◆ Azioni da svolgere
1 > Ripeti senza alcuna modifica l'intero brano sulle regole della raccolta.
2 > Tra le righe dei dati, per favore ricopia tali e quali quelle che partono dalla riga contenente "task-share-folder[interactable]: Share this" e arrivano fino alla riga contenente "up-folder-button[interactable] [165, 83, 191, 116]", entrambe comprese.

Ciò che leggiamo nel Levitico e nel Deuteronomio, ciò che ritroviamo nella talvera, ciò che riconosciamo nei gesti delle raccoglitrici di erbe, ciò che intuiamo nella presenza discreta del calamento, ciò che risuona nelle parole del papa venuto del fin del mundo, è la stessa regola elementare: non prendere tutto.
Lasciare una parte.
Lasciare per l’altro.
Lasciare per il dopo.
Lasciare affinché qualcosa resti vivo.
Questa convinzione — che tutto è connesso — non è solo un’idea o un principio morale.
Si manifesta nelle pratiche dimenticate, nei termini periferici, nei gesti della raccolta, negli spazi non mietuti, nelle piante che non nominiamo più.
È lì che si manifesta la relazione intima tra i poveri e la fragilità del pianeta: non come immagine, ma come tessuto concreto di misura, attenzione e ritmo — un legame che la teologia non deve inventare, ma riconoscere là dove ancora resiste.
🌿 Regole universali della raccolta
Non prendere mai tutto
Lasciare sempre una parte della pianta, del ciuffo o della popolazione sul posto, per permettere la rigenerazione, la sopravvivenza della specie, o semplicemente affinché qualcosa rimanga.

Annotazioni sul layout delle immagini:

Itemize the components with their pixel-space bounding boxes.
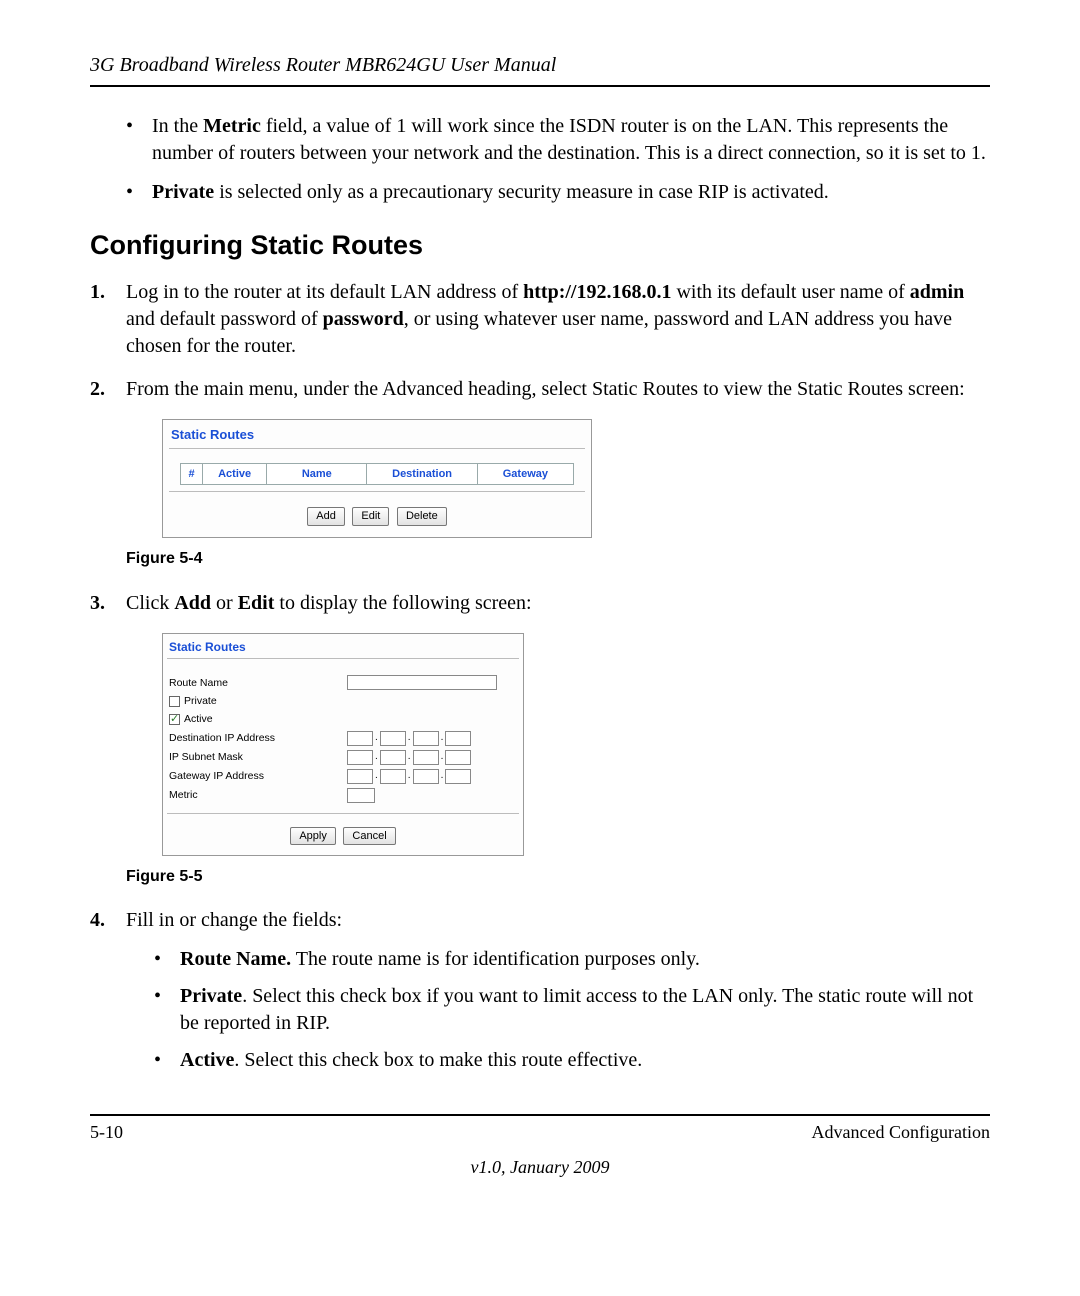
figure-5-5-panel: Static Routes Route Name Private Active [162, 633, 524, 856]
panel-title: Static Routes [163, 420, 591, 448]
label-metric: Metric [169, 788, 347, 802]
row-private: Private [163, 692, 523, 710]
text: . Select this check box if you want to l… [180, 985, 973, 1034]
edit-button[interactable]: Edit [352, 507, 389, 526]
url-text: http://192.168.0.1 [523, 281, 671, 303]
step-4: Fill in or change the fields: Route Name… [90, 907, 990, 1074]
text: Log in to the router at its default LAN … [126, 281, 523, 303]
step-1: Log in to the router at its default LAN … [90, 279, 990, 360]
text: to display the following screen: [274, 592, 531, 614]
dest-ip-oct4[interactable] [445, 731, 471, 746]
text-bold: admin [910, 281, 964, 303]
label-private: Private [184, 694, 217, 708]
figure-caption: Figure 5-5 [126, 866, 990, 888]
steps-list: Log in to the router at its default LAN … [90, 279, 990, 1074]
col-gateway: Gateway [477, 463, 573, 485]
private-checkbox[interactable] [169, 696, 180, 707]
dest-ip-oct2[interactable] [380, 731, 406, 746]
sub-bullet-list: Route Name. The route name is for identi… [126, 946, 990, 1074]
text: is selected only as a precautionary secu… [214, 181, 829, 203]
text-bold: Private [180, 985, 242, 1007]
text: and default password of [126, 308, 323, 330]
static-routes-table: # Active Name Destination Gateway [180, 463, 574, 486]
text-bold: password [323, 308, 404, 330]
text-bold: Metric [203, 115, 261, 137]
col-destination: Destination [367, 463, 477, 485]
gateway-oct2[interactable] [380, 769, 406, 784]
metric-input[interactable] [347, 788, 375, 803]
button-row: Add Edit Delete [169, 491, 585, 537]
figure-caption: Figure 5-4 [126, 548, 990, 570]
row-gateway: Gateway IP Address . . . [163, 767, 523, 786]
row-active: Active [163, 710, 523, 728]
text: with its default user name of [671, 281, 909, 303]
text: field, a value of 1 will work since the … [152, 115, 986, 164]
section-heading: Configuring Static Routes [90, 230, 990, 261]
step-2: From the main menu, under the Advanced h… [90, 376, 990, 570]
label-subnet: IP Subnet Mask [169, 750, 347, 764]
cancel-button[interactable]: Cancel [343, 827, 395, 846]
text: The route name is for identification pur… [291, 948, 700, 970]
gateway-oct1[interactable] [347, 769, 373, 784]
dest-ip-oct1[interactable] [347, 731, 373, 746]
text-bold: Active [180, 1049, 234, 1071]
page-header: 3G Broadband Wireless Router MBR624GU Us… [90, 54, 990, 87]
text: Fill in or change the fields: [126, 909, 342, 931]
row-subnet: IP Subnet Mask . . . [163, 748, 523, 767]
row-metric: Metric [163, 786, 523, 805]
figure-5-4-panel: Static Routes # Active Name Destination … [162, 419, 592, 538]
subnet-oct1[interactable] [347, 750, 373, 765]
footer-section: Advanced Configuration [812, 1122, 990, 1143]
route-name-input[interactable] [347, 675, 497, 690]
text: . Select this check box to make this rou… [234, 1049, 642, 1071]
apply-button[interactable]: Apply [290, 827, 336, 846]
active-checkbox[interactable] [169, 714, 180, 725]
label-route-name: Route Name [169, 676, 347, 690]
col-active: Active [203, 463, 267, 485]
col-name: Name [267, 463, 367, 485]
gateway-oct3[interactable] [413, 769, 439, 784]
subnet-oct4[interactable] [445, 750, 471, 765]
row-route-name: Route Name [163, 673, 523, 692]
row-dest-ip: Destination IP Address . . . [163, 729, 523, 748]
sub-active: Active. Select this check box to make th… [154, 1047, 990, 1074]
text-bold: Private [152, 181, 214, 203]
subnet-oct2[interactable] [380, 750, 406, 765]
delete-button[interactable]: Delete [397, 507, 447, 526]
intro-bullet-list: In the Metric field, a value of 1 will w… [90, 113, 990, 206]
label-active: Active [184, 712, 213, 726]
label-gateway: Gateway IP Address [169, 769, 347, 783]
sub-private: Private. Select this check box if you wa… [154, 983, 990, 1037]
bullet-private: Private is selected only as a precaution… [126, 179, 990, 206]
text: Click [126, 592, 174, 614]
bullet-metric: In the Metric field, a value of 1 will w… [126, 113, 990, 167]
panel-title: Static Routes [163, 634, 523, 658]
text: or [211, 592, 238, 614]
page-number: 5-10 [90, 1122, 123, 1143]
text-bold: Edit [238, 592, 275, 614]
text-bold: Route Name. [180, 948, 291, 970]
text: In the [152, 115, 203, 137]
dest-ip-oct3[interactable] [413, 731, 439, 746]
label-dest-ip: Destination IP Address [169, 731, 347, 745]
add-button[interactable]: Add [307, 507, 345, 526]
text-bold: Add [174, 592, 211, 614]
step-3: Click Add or Edit to display the followi… [90, 590, 990, 887]
gateway-oct4[interactable] [445, 769, 471, 784]
page-footer: 5-10 Advanced Configuration [90, 1114, 990, 1143]
subnet-oct3[interactable] [413, 750, 439, 765]
sub-route-name: Route Name. The route name is for identi… [154, 946, 990, 973]
col-num: # [181, 463, 203, 485]
footer-version: v1.0, January 2009 [90, 1157, 990, 1178]
button-row: Apply Cancel [167, 813, 519, 855]
text: From the main menu, under the Advanced h… [126, 378, 965, 400]
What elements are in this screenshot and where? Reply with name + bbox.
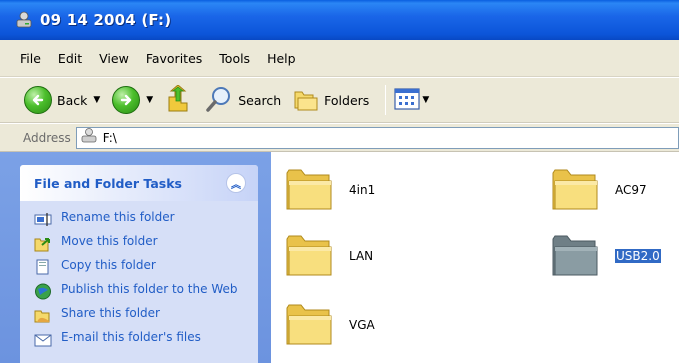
task-share-folder[interactable]: Share this folder [34, 307, 258, 324]
title-bar[interactable]: 09 14 2004 (F:) [0, 0, 679, 40]
folders-button[interactable]: Folders [293, 87, 369, 114]
forward-button[interactable]: ▼ [112, 86, 157, 114]
search-icon [205, 85, 233, 116]
folder-item-usb2[interactable]: USB2.0 [551, 231, 661, 280]
back-arrow-icon [24, 86, 52, 114]
up-folder-button[interactable] [165, 83, 191, 116]
forward-dropdown-icon[interactable]: ▼ [146, 95, 153, 105]
folder-label: VGA [349, 317, 375, 332]
share-icon [34, 307, 52, 324]
task-rename-folder[interactable]: Rename this folder [34, 211, 258, 228]
address-field[interactable]: F:\ [75, 126, 679, 149]
task-copy-folder[interactable]: Copy this folder [34, 259, 258, 276]
back-dropdown-icon[interactable]: ▼ [93, 95, 100, 105]
forward-arrow-icon [112, 86, 141, 114]
search-label: Search [238, 92, 282, 108]
drive-icon [80, 128, 98, 147]
folder-item-4in1[interactable]: 4in1 [285, 165, 375, 214]
task-label: Copy this folder [61, 258, 156, 272]
window-title: 09 14 2004 (F:) [40, 11, 172, 29]
menu-edit[interactable]: Edit [58, 51, 82, 66]
folder-icon [285, 165, 333, 214]
task-panel-title: File and Folder Tasks [34, 175, 182, 191]
folder-label: LAN [349, 248, 374, 263]
move-icon [34, 235, 52, 252]
email-icon [34, 331, 52, 348]
folder-item-vga[interactable]: VGA [285, 300, 375, 349]
folder-view[interactable]: 4in1 AC97 LAN USB2.0 VGA [271, 152, 679, 363]
folder-icon-selected [551, 231, 599, 280]
back-button[interactable]: Back ▼ [24, 86, 104, 114]
address-label: Address [23, 130, 71, 145]
menu-help[interactable]: Help [267, 51, 296, 66]
folder-icon [285, 300, 333, 349]
back-label: Back [57, 92, 88, 108]
menu-tools[interactable]: Tools [219, 51, 250, 66]
views-icon [394, 87, 420, 113]
menu-bar: File Edit View Favorites Tools Help [0, 40, 679, 77]
publish-icon [34, 283, 52, 300]
folder-label: 4in1 [349, 182, 376, 197]
drive-icon [14, 10, 34, 30]
address-bar: Address F:\ [0, 124, 679, 152]
folder-item-ac97[interactable]: AC97 [551, 165, 647, 214]
address-value: F:\ [102, 130, 117, 145]
task-panel-header[interactable]: File and Folder Tasks ︽ [20, 165, 258, 201]
task-move-folder[interactable]: Move this folder [34, 235, 258, 252]
task-label: E-mail this folder's files [61, 330, 201, 344]
task-label: Share this folder [61, 306, 160, 320]
task-list: Rename this folder Move this folder Copy… [20, 201, 258, 348]
search-button[interactable]: Search [205, 85, 281, 116]
menu-favorites[interactable]: Favorites [146, 51, 202, 66]
file-folder-tasks-panel: File and Folder Tasks ︽ Rename this fold… [20, 165, 258, 363]
folders-label: Folders [324, 92, 370, 108]
toolbar-separator [385, 85, 387, 115]
up-folder-icon [165, 83, 191, 116]
folder-label: USB2.0 [615, 248, 661, 263]
folder-icon [285, 231, 333, 280]
task-email-folder[interactable]: E-mail this folder's files [34, 331, 258, 348]
folder-label: AC97 [615, 182, 647, 197]
folder-item-lan[interactable]: LAN [285, 231, 373, 280]
rename-icon [34, 211, 52, 228]
task-label: Rename this folder [61, 210, 175, 224]
task-label: Move this folder [61, 234, 158, 248]
menu-file[interactable]: File [20, 51, 41, 66]
folders-icon [293, 87, 319, 114]
collapse-chevron-icon[interactable]: ︽ [226, 173, 246, 193]
copy-icon [34, 259, 52, 276]
menu-view[interactable]: View [99, 51, 129, 66]
views-button[interactable]: ▼ [394, 87, 433, 113]
task-pane: File and Folder Tasks ︽ Rename this fold… [0, 152, 271, 363]
folder-icon [551, 165, 599, 214]
toolbar: Back ▼ ▼ Search Folders ▼ [0, 77, 679, 123]
views-dropdown-icon[interactable]: ▼ [422, 95, 429, 105]
task-label: Publish this folder to the Web [61, 282, 238, 296]
task-publish-folder[interactable]: Publish this folder to the Web [34, 283, 258, 300]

◆ Risposte attese
1 >
Ciò che leggiamo nel Levitico e nel Deuteronomio, ciò che ritroviamo nella talvera, ciò che riconosciamo nei gesti delle raccoglitrici di erbe, ciò che intuiamo nella presenza discreta del calamento, ciò che risuona nelle parole del papa venuto del fin del mundo, è la stessa regola elementare: non prendere tutto.
Lasciare una parte.
Lasciare per l’altro.
Lasciare per il dopo.
Lasciare affinché qualcosa resti vivo.
Questa convinzione — che tutto è connesso — non è solo un’idea o un principio morale.
Si manifesta nelle pratiche dimenticate, nei termini periferici, nei gesti della raccolta, negli spazi non mietuti, nelle piante che non nominiamo più.
È lì che si manifesta la relazione intima tra i poveri e la fragilità del pianeta: non come immagine, ma come tessuto concreto di misura, attenzione e ritmo — un legame che la teologia non deve inventare, ma riconoscere là dove ancora resiste.
🌿 Regole universali della raccolta
Non prendere mai tutto
Lasciare sempre una parte della pianta, del ciuffo o della popolazione sul posto, per permettere la rigenerazione, la sopravvivenza della specie, o semplicemente affinché qualcosa rimanga.

2 >
task-share-folder[interactable]: Share this folder [34, 307, 258, 324]
title-bar[interactable]: 09 14 2004 (F:) [0, 0, 679, 40]
folders-button[interactable]: Folders [293, 87, 369, 114]
forward-button[interactable]: ▼ [112, 86, 157, 114]
search-icon [205, 85, 233, 116]
folder-item-usb2[interactable]: USB2.0 [551, 231, 661, 280]
back-arrow-icon [24, 86, 52, 114]
up-folder-button[interactable] [165, 83, 191, 116]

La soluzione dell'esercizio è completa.